Problem details: Without the pictures, copy all the entries below exactly.

Stored entries:
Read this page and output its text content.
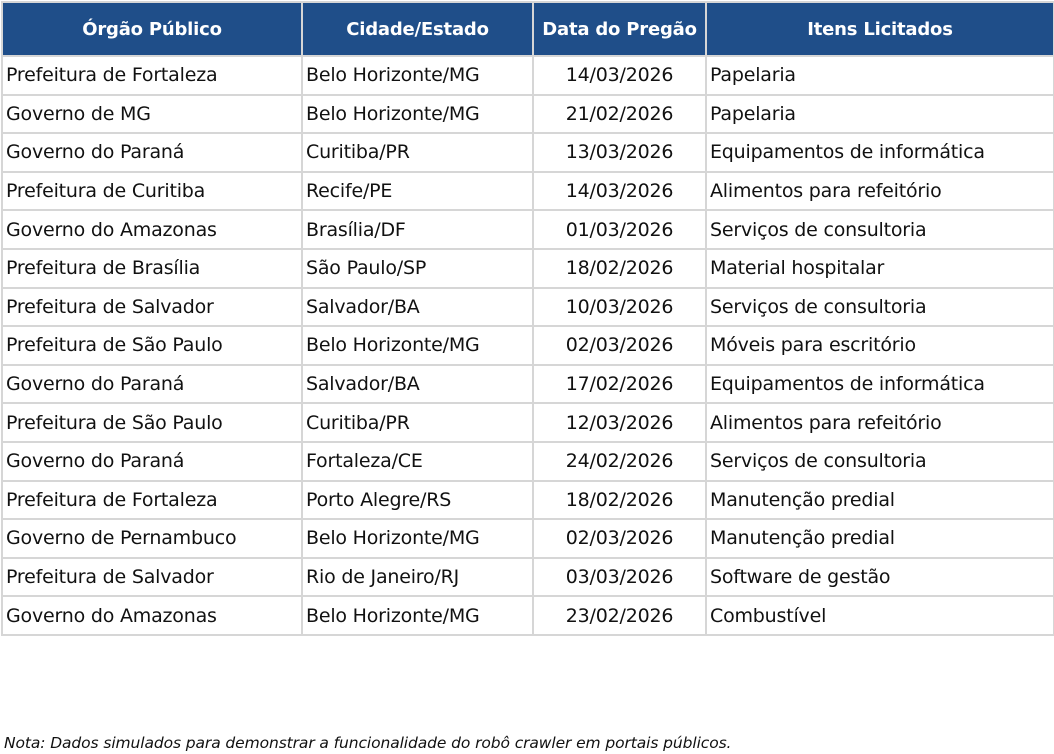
Órgão Público	Cidade/Estado	Data do Pregão	Itens Licitados
Prefeitura de Fortaleza	Belo Horizonte/MG	14/03/2026	Papelaria
Governo de MG	Belo Horizonte/MG	21/02/2026	Papelaria
Governo do Paraná	Curitiba/PR	13/03/2026	Equipamentos de informática
Prefeitura de Curitiba	Recife/PE	14/03/2026	Alimentos para refeitório
Governo do Amazonas	Brasília/DF	01/03/2026	Serviços de consultoria
Prefeitura de Brasília	São Paulo/SP	18/02/2026	Material hospitalar
Prefeitura de Salvador	Salvador/BA	10/03/2026	Serviços de consultoria
Prefeitura de São Paulo	Belo Horizonte/MG	02/03/2026	Móveis para escritório
Governo do Paraná	Salvador/BA	17/02/2026	Equipamentos de informática
Prefeitura de São Paulo	Curitiba/PR	12/03/2026	Alimentos para refeitório
Governo do Paraná	Fortaleza/CE	24/02/2026	Serviços de consultoria
Prefeitura de Fortaleza	Porto Alegre/RS	18/02/2026	Manutenção predial
Governo de Pernambuco	Belo Horizonte/MG	02/03/2026	Manutenção predial
Prefeitura de Salvador	Rio de Janeiro/RJ	03/03/2026	Software de gestão
Governo do Amazonas	Belo Horizonte/MG	23/02/2026	Combustível
Nota: Dados simulados para demonstrar a funcionalidade do robô crawler em portais públicos.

Answer for this exercise:
Read this page and output its text content.
Órgão Público	Cidade/Estado	Data do Pregão	Itens Licitados
Prefeitura de Fortaleza	Belo Horizonte/MG	14/03/2026	Papelaria
Governo de MG	Belo Horizonte/MG	21/02/2026	Papelaria
Governo do Paraná	Curitiba/PR	13/03/2026	Equipamentos de informática
Prefeitura de Curitiba	Recife/PE	14/03/2026	Alimentos para refeitório
Governo do Amazonas	Brasília/DF	01/03/2026	Serviços de consultoria
Prefeitura de Brasília	São Paulo/SP	18/02/2026	Material hospitalar
Prefeitura de Salvador	Salvador/BA	10/03/2026	Serviços de consultoria
Prefeitura de São Paulo	Belo Horizonte/MG	02/03/2026	Móveis para escritório
Governo do Paraná	Salvador/BA	17/02/2026	Equipamentos de informática
Prefeitura de São Paulo	Curitiba/PR	12/03/2026	Alimentos para refeitório
Governo do Paraná	Fortaleza/CE	24/02/2026	Serviços de consultoria
Prefeitura de Fortaleza	Porto Alegre/RS	18/02/2026	Manutenção predial
Governo de Pernambuco	Belo Horizonte/MG	02/03/2026	Manutenção predial
Prefeitura de Salvador	Rio de Janeiro/RJ	03/03/2026	Software de gestão
Governo do Amazonas	Belo Horizonte/MG	23/02/2026	Combustível
Nota: Dados simulados para demonstrar a funcionalidade do robô crawler em portais públicos.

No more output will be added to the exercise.